* [Texto de partida]:

Es muy frecuente que los grupos de aventureros se dejen llevar por un sentimiento compartido de "buenismo" en sus actuaciones. Personajes malvados, por fortuna, ha habido y los habrá siempre, pero en términos generales han supuesto la "anécdota" o el lado oscuro de los grupos de aventureros.
Dungeons & Dragons es un juego de ética y moral muy polarizadas. Existe lo bueno, lo malo y lo neutral, aunque en este último caso incluso se deslizan matices que sugieren una neutralidad buena o una neutralidad malvada. Más allá de lo que dictan las reglas, son los jugadores los que enriquecen su elección de alineamiento, y suele ocurrir que, elijan lo que elijan, siempre queda el mismo regusto en distintos personajes llevados por el mismo jugador.
Esta dicotomía entre la luz y la oscuridad es tan antigua como el ser humano, aunque no es su origen lo que me interesa. En todo jugador subyace una conciencia moral que tiende a un extremo, aunque se manifiesta de un modo distinto ya sea en solitario o en compañía.

* [Entradas registradas]:

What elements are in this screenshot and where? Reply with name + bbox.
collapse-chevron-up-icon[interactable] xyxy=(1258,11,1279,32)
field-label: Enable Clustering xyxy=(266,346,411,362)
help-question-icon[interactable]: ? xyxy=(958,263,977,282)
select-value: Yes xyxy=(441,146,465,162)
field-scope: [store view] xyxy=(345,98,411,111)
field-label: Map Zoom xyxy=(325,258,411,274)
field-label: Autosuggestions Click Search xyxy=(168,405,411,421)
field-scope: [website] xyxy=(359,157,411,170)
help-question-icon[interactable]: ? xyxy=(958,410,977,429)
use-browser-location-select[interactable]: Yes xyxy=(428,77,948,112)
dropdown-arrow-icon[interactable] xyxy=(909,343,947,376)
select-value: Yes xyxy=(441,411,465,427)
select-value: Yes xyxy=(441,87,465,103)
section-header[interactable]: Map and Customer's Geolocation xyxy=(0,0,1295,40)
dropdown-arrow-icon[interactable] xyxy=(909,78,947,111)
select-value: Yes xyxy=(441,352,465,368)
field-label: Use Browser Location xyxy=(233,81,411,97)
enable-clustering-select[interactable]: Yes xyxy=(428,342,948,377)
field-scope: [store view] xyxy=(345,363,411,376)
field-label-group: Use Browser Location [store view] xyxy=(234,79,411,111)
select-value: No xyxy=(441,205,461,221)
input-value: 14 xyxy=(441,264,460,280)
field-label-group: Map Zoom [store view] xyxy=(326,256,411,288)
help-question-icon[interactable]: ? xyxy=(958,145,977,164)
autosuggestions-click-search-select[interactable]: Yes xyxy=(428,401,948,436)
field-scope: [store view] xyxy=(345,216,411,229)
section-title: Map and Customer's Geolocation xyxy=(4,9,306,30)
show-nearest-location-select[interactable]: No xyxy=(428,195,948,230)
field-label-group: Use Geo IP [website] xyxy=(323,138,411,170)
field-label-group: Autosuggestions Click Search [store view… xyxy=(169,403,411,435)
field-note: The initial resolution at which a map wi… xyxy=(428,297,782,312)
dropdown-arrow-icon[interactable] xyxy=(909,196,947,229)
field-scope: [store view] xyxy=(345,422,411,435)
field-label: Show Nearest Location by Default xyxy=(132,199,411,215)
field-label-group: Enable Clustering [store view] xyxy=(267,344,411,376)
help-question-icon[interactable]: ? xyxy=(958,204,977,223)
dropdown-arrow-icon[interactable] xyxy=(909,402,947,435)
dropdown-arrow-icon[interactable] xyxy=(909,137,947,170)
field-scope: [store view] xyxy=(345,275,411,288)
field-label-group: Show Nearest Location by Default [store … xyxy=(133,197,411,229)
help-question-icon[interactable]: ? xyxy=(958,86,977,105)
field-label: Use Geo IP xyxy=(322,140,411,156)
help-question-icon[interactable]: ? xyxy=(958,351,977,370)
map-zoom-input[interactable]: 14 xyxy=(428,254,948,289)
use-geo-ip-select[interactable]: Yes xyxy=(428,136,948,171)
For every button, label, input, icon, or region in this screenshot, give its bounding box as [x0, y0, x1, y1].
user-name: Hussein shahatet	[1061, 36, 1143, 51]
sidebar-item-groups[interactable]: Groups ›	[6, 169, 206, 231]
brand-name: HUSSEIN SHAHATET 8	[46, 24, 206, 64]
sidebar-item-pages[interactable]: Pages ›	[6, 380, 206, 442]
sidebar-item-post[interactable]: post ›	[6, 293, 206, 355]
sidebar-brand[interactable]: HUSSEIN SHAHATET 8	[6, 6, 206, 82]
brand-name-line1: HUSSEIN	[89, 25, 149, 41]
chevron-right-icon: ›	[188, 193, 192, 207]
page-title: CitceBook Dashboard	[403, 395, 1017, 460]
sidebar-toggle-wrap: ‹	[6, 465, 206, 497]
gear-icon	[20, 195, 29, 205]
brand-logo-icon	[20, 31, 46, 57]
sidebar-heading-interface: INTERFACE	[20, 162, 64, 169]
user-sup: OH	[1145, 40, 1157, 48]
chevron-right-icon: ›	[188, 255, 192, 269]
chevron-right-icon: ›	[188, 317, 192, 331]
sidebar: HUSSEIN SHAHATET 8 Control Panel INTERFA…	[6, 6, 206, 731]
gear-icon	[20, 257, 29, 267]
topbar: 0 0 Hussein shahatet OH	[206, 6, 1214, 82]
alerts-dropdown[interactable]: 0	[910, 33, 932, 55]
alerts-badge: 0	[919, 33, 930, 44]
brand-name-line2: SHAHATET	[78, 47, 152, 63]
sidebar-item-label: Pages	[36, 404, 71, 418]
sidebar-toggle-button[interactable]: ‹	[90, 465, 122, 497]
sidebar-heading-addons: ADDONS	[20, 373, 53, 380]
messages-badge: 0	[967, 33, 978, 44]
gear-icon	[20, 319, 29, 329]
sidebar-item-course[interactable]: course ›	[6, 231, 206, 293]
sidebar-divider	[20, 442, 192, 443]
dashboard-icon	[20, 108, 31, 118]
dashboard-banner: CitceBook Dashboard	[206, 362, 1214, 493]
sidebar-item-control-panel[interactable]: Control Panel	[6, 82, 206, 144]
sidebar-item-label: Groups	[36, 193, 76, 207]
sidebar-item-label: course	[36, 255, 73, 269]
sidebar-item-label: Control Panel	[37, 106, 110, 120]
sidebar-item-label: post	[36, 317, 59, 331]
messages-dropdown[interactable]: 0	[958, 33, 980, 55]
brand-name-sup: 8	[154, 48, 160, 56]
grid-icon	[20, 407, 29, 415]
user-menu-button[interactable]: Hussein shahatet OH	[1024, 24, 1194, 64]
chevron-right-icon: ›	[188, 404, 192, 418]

* [Acciones requeridas]:
a) Según el texto sobre el alineamiento en Dungeons & Dragons, ¿qué tres opciones morales existen en el juego?
b) Transcribe del texto sobre el alineamiento en Dungeons & Dragons el fragmento que comienza en "Dungeons & Dragons" y acaba en "o en compañía.".
c) Prosigue el texto sobre el alineamiento en Dungeons & Dragons a partir de su última oración.

* [Lista de respuestas]:
a) Lo bueno, lo malo y lo neutral.

b)
Dungeons & Dragons es un juego de ética y moral muy polarizadas. Existe lo bueno, lo malo y lo neutral, aunque en este último caso incluso se deslizan matices que sugieren una neutralidad buena o una neutralidad malvada. Más allá de lo que dictan las reglas, son los jugadores los que enriquecen su elección de alineamiento, y suele ocurrir que, elijan lo que elijan, siempre queda el mismo regusto en distintos personajes llevados por el mismo jugador.
Esta dicotomía entre la luz y la oscuridad es tan antigua como el ser humano, aunque no es su origen lo que me interesa. En todo jugador subyace una conciencia moral que tiende a un extremo, aunque se manifiesta de un modo distinto ya sea en solitario o en compañía.

c)
Hay jugadores que eligen la senda del mal para sus personajes, pero en compañía del resto de aventureros coartan sus propias tendencias por temor a la desaprobación general. Esto, como digo, ocurre en algunos casos, pero no siempre.
Poco después de salir publicado el suplemento Unearthed Arcana para ADnD (1985), muchos jugadores amantes del estilo caballeresco y honorable de los paladines cayeron bajo el influjo maravilloso de los avengers o anti paladines, que era la versión oscura del mismo estilo caballeresco y honorable. Si a esto sumamos el que, según los casos (y el DM) aquellos personajes podían utilizar veneno, el conjunto era el cenit para los que no soportaban el "buenismo" de los paladines originales.